> _PROBLEM DESCRIPTION_: Give back the full material, exactly as it reads.

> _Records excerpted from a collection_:
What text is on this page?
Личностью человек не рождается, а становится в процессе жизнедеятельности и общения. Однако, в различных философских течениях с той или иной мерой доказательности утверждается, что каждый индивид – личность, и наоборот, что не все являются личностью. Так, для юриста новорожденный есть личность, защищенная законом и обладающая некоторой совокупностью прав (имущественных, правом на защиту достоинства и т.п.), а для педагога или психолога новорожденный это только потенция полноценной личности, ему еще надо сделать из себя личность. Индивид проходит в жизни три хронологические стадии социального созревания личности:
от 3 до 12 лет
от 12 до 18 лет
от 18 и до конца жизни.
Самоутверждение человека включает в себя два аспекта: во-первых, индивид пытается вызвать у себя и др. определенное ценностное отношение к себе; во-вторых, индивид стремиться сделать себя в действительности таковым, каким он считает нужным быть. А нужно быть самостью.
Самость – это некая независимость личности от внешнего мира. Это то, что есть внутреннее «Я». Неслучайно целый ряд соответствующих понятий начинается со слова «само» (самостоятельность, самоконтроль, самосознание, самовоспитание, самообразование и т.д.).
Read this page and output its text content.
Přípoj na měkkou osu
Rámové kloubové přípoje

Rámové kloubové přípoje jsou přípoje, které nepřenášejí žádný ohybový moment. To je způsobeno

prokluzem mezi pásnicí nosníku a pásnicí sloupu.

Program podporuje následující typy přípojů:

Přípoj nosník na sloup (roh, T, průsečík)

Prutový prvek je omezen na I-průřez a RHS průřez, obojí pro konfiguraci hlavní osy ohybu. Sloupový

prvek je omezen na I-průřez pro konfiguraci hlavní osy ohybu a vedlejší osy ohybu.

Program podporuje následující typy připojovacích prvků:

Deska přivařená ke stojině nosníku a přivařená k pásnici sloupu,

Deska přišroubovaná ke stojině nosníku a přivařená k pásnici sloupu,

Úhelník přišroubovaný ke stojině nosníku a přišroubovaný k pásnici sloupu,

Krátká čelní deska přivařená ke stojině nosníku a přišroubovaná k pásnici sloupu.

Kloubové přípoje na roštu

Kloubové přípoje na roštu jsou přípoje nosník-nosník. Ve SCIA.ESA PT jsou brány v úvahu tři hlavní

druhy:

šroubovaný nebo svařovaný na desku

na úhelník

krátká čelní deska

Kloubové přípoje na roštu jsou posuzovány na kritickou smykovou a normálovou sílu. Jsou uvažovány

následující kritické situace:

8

> _RESULT OF THE EXERCISE_:
What text is on this page?
Личностью человек не рождается, а становится в процессе жизнедеятельности и общения. Однако, в различных философских течениях с той или иной мерой доказательности утверждается, что каждый индивид – личность, и наоборот, что не все являются личностью. Так, для юриста новорожденный есть личность, защищенная законом и обладающая некоторой совокупностью прав (имущественных, правом на защиту достоинства и т.п.), а для педагога или психолога новорожденный это только потенция полноценной личности, ему еще надо сделать из себя личность. Индивид проходит в жизни три хронологические стадии социального созревания личности:
от 3 до 12 лет
от 12 до 18 лет
от 18 и до конца жизни.
Самоутверждение человека включает в себя два аспекта: во-первых, индивид пытается вызвать у себя и др. определенное ценностное отношение к себе; во-вторых, индивид стремиться сделать себя в действительности таковым, каким он считает нужным быть. А нужно быть самостью.
Самость – это некая независимость личности от внешнего мира. Это то, что есть внутреннее «Я». Неслучайно целый ряд соответствующих понятий начинается со слова «само» (самостоятельность, самоконтроль, самосознание, самовоспитание, самообразование и т.д.).
Read this page and output its text content.
Přípoj na měkkou osu
Rámové kloubové přípoje

Rámové kloubové přípoje jsou přípoje, které nepřenášejí žádný ohybový moment. To je způsobeno

prokluzem mezi pásnicí nosníku a pásnicí sloupu.

Program podporuje následující typy přípojů:

Přípoj nosník na sloup (roh, T, průsečík)

Prutový prvek je omezen na I-průřez a RHS průřez, obojí pro konfiguraci hlavní osy ohybu. Sloupový

prvek je omezen na I-průřez pro konfiguraci hlavní osy ohybu a vedlejší osy ohybu.

Program podporuje následující typy připojovacích prvků:

Deska přivařená ke stojině nosníku a přivařená k pásnici sloupu,

Deska přišroubovaná ke stojině nosníku a přivařená k pásnici sloupu,

Úhelník přišroubovaný ke stojině nosníku a přišroubovaný k pásnici sloupu,

Krátká čelní deska přivařená ke stojině nosníku a přišroubovaná k pásnici sloupu.

Kloubové přípoje na roštu

Kloubové přípoje na roštu jsou přípoje nosník-nosník. Ve SCIA.ESA PT jsou brány v úvahu tři hlavní

druhy:

šroubovaný nebo svařovaný na desku

na úhelník

krátká čelní deska

Kloubové přípoje na roštu jsou posuzovány na kritickou smykovou a normálovou sílu. Jsou uvažovány

následující kritické situace:

8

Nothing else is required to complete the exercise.